**Written problem**
Please write out the material that follows, exactly as it stands.

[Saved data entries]
┌────────
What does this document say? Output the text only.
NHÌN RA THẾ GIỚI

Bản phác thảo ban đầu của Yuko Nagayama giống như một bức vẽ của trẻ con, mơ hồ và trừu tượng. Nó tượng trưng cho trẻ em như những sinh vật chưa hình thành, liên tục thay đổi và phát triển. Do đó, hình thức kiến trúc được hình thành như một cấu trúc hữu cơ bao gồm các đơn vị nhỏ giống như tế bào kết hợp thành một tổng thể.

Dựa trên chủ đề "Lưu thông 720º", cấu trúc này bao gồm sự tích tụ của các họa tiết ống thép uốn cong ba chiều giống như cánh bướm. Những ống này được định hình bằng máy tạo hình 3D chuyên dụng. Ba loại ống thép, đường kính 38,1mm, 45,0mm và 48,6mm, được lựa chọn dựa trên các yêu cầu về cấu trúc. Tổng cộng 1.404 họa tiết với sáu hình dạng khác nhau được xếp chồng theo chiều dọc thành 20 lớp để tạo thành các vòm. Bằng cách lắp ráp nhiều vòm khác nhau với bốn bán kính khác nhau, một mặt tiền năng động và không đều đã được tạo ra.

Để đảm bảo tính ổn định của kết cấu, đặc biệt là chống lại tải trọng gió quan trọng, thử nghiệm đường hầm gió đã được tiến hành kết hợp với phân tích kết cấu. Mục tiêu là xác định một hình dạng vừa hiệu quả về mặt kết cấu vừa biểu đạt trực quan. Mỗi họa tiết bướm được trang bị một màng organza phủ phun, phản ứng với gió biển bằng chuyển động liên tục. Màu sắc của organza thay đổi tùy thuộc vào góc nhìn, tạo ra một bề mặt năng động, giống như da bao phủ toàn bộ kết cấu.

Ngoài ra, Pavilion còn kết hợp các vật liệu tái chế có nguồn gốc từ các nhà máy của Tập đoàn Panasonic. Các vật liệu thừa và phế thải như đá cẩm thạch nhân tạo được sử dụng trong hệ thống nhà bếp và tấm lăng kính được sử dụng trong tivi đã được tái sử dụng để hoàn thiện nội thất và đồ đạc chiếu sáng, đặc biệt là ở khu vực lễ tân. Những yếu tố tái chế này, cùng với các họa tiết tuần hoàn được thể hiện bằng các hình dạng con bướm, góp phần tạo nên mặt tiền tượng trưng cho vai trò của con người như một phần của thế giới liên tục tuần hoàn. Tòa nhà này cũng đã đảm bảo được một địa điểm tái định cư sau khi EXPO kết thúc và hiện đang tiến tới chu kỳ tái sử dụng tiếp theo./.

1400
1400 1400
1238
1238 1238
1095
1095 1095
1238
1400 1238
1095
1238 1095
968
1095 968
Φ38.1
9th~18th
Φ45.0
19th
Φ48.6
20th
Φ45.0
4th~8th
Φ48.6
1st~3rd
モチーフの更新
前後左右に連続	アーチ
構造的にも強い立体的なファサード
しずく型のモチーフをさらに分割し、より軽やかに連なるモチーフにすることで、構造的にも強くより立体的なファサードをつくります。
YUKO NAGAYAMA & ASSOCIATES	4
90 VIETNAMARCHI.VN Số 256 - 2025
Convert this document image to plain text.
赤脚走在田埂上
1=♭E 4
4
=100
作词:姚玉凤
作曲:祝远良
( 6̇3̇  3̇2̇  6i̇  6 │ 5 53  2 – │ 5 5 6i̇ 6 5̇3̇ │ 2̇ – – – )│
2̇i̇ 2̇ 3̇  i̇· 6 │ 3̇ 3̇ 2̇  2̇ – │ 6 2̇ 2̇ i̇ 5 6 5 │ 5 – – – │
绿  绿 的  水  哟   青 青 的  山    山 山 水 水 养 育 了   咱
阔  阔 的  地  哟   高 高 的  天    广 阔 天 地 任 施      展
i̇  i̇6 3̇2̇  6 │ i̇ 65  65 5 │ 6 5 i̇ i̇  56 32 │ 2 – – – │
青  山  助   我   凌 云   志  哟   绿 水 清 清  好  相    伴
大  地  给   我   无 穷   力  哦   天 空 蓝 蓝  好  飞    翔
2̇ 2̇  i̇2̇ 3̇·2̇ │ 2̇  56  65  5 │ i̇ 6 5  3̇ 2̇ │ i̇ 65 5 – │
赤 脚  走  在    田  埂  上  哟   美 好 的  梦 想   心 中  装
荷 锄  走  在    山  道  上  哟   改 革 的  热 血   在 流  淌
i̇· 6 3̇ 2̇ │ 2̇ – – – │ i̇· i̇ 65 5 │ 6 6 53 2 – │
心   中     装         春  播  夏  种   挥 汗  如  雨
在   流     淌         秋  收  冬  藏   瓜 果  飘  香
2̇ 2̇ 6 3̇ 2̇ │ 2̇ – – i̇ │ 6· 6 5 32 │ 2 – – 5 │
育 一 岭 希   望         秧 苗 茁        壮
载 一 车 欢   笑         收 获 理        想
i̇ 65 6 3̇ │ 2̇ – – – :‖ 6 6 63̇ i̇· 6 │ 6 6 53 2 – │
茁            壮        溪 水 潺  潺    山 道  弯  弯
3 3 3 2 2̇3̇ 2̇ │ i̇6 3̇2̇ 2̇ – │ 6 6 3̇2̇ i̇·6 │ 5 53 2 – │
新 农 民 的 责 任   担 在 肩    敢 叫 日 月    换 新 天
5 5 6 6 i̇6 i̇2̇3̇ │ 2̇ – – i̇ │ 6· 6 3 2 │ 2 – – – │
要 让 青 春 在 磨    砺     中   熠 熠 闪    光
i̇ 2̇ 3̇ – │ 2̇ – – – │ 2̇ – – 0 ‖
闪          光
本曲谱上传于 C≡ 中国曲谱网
└────────
**Correct response**
What does this document say? Output the text only.
NHÌN RA THẾ GIỚI

Bản phác thảo ban đầu của Yuko Nagayama giống như một bức vẽ của trẻ con, mơ hồ và trừu tượng. Nó tượng trưng cho trẻ em như những sinh vật chưa hình thành, liên tục thay đổi và phát triển. Do đó, hình thức kiến trúc được hình thành như một cấu trúc hữu cơ bao gồm các đơn vị nhỏ giống như tế bào kết hợp thành một tổng thể.

Dựa trên chủ đề "Lưu thông 720º", cấu trúc này bao gồm sự tích tụ của các họa tiết ống thép uốn cong ba chiều giống như cánh bướm. Những ống này được định hình bằng máy tạo hình 3D chuyên dụng. Ba loại ống thép, đường kính 38,1mm, 45,0mm và 48,6mm, được lựa chọn dựa trên các yêu cầu về cấu trúc. Tổng cộng 1.404 họa tiết với sáu hình dạng khác nhau được xếp chồng theo chiều dọc thành 20 lớp để tạo thành các vòm. Bằng cách lắp ráp nhiều vòm khác nhau với bốn bán kính khác nhau, một mặt tiền năng động và không đều đã được tạo ra.

Để đảm bảo tính ổn định của kết cấu, đặc biệt là chống lại tải trọng gió quan trọng, thử nghiệm đường hầm gió đã được tiến hành kết hợp với phân tích kết cấu. Mục tiêu là xác định một hình dạng vừa hiệu quả về mặt kết cấu vừa biểu đạt trực quan. Mỗi họa tiết bướm được trang bị một màng organza phủ phun, phản ứng với gió biển bằng chuyển động liên tục. Màu sắc của organza thay đổi tùy thuộc vào góc nhìn, tạo ra một bề mặt năng động, giống như da bao phủ toàn bộ kết cấu.

Ngoài ra, Pavilion còn kết hợp các vật liệu tái chế có nguồn gốc từ các nhà máy của Tập đoàn Panasonic. Các vật liệu thừa và phế thải như đá cẩm thạch nhân tạo được sử dụng trong hệ thống nhà bếp và tấm lăng kính được sử dụng trong tivi đã được tái sử dụng để hoàn thiện nội thất và đồ đạc chiếu sáng, đặc biệt là ở khu vực lễ tân. Những yếu tố tái chế này, cùng với các họa tiết tuần hoàn được thể hiện bằng các hình dạng con bướm, góp phần tạo nên mặt tiền tượng trưng cho vai trò của con người như một phần của thế giới liên tục tuần hoàn. Tòa nhà này cũng đã đảm bảo được một địa điểm tái định cư sau khi EXPO kết thúc và hiện đang tiến tới chu kỳ tái sử dụng tiếp theo./.

1400
1400 1400
1238
1238 1238
1095
1095 1095
1238
1400 1238
1095
1238 1095
968
1095 968
Φ38.1
9th~18th
Φ45.0
19th
Φ48.6
20th
Φ45.0
4th~8th
Φ48.6
1st~3rd
モチーフの更新
前後左右に連続	アーチ
構造的にも強い立体的なファサード
しずく型のモチーフをさらに分割し、より軽やかに連なるモチーフにすることで、構造的にも強くより立体的なファサードをつくります。
YUKO NAGAYAMA & ASSOCIATES	4
90 VIETNAMARCHI.VN Số 256 - 2025
Convert this document image to plain text.
赤脚走在田埂上
1=♭E 4
4
=100
作词:姚玉凤
作曲:祝远良
( 6̇3̇  3̇2̇  6i̇  6 │ 5 53  2 – │ 5 5 6i̇ 6 5̇3̇ │ 2̇ – – – )│
2̇i̇ 2̇ 3̇  i̇· 6 │ 3̇ 3̇ 2̇  2̇ – │ 6 2̇ 2̇ i̇ 5 6 5 │ 5 – – – │
绿  绿 的  水  哟   青 青 的  山    山 山 水 水 养 育 了   咱
阔  阔 的  地  哟   高 高 的  天    广 阔 天 地 任 施      展
i̇  i̇6 3̇2̇  6 │ i̇ 65  65 5 │ 6 5 i̇ i̇  56 32 │ 2 – – – │
青  山  助   我   凌 云   志  哟   绿 水 清 清  好  相    伴
大  地  给   我   无 穷   力  哦   天 空 蓝 蓝  好  飞    翔
2̇ 2̇  i̇2̇ 3̇·2̇ │ 2̇  56  65  5 │ i̇ 6 5  3̇ 2̇ │ i̇ 65 5 – │
赤 脚  走  在    田  埂  上  哟   美 好 的  梦 想   心 中  装
荷 锄  走  在    山  道  上  哟   改 革 的  热 血   在 流  淌
i̇· 6 3̇ 2̇ │ 2̇ – – – │ i̇· i̇ 65 5 │ 6 6 53 2 – │
心   中     装         春  播  夏  种   挥 汗  如  雨
在   流     淌         秋  收  冬  藏   瓜 果  飘  香
2̇ 2̇ 6 3̇ 2̇ │ 2̇ – – i̇ │ 6· 6 5 32 │ 2 – – 5 │
育 一 岭 希   望         秧 苗 茁        壮
载 一 车 欢   笑         收 获 理        想
i̇ 65 6 3̇ │ 2̇ – – – :‖ 6 6 63̇ i̇· 6 │ 6 6 53 2 – │
茁            壮        溪 水 潺  潺    山 道  弯  弯
3 3 3 2 2̇3̇ 2̇ │ i̇6 3̇2̇ 2̇ – │ 6 6 3̇2̇ i̇·6 │ 5 53 2 – │
新 农 民 的 责 任   担 在 肩    敢 叫 日 月    换 新 天
5 5 6 6 i̇6 i̇2̇3̇ │ 2̇ – – i̇ │ 6· 6 3 2 │ 2 – – – │
要 让 青 春 在 磨    砺     中   熠 熠 闪    光
i̇ 2̇ 3̇ – │ 2̇ – – – │ 2̇ – – 0 ‖
闪          光
本曲谱上传于 C≡ 中国曲谱网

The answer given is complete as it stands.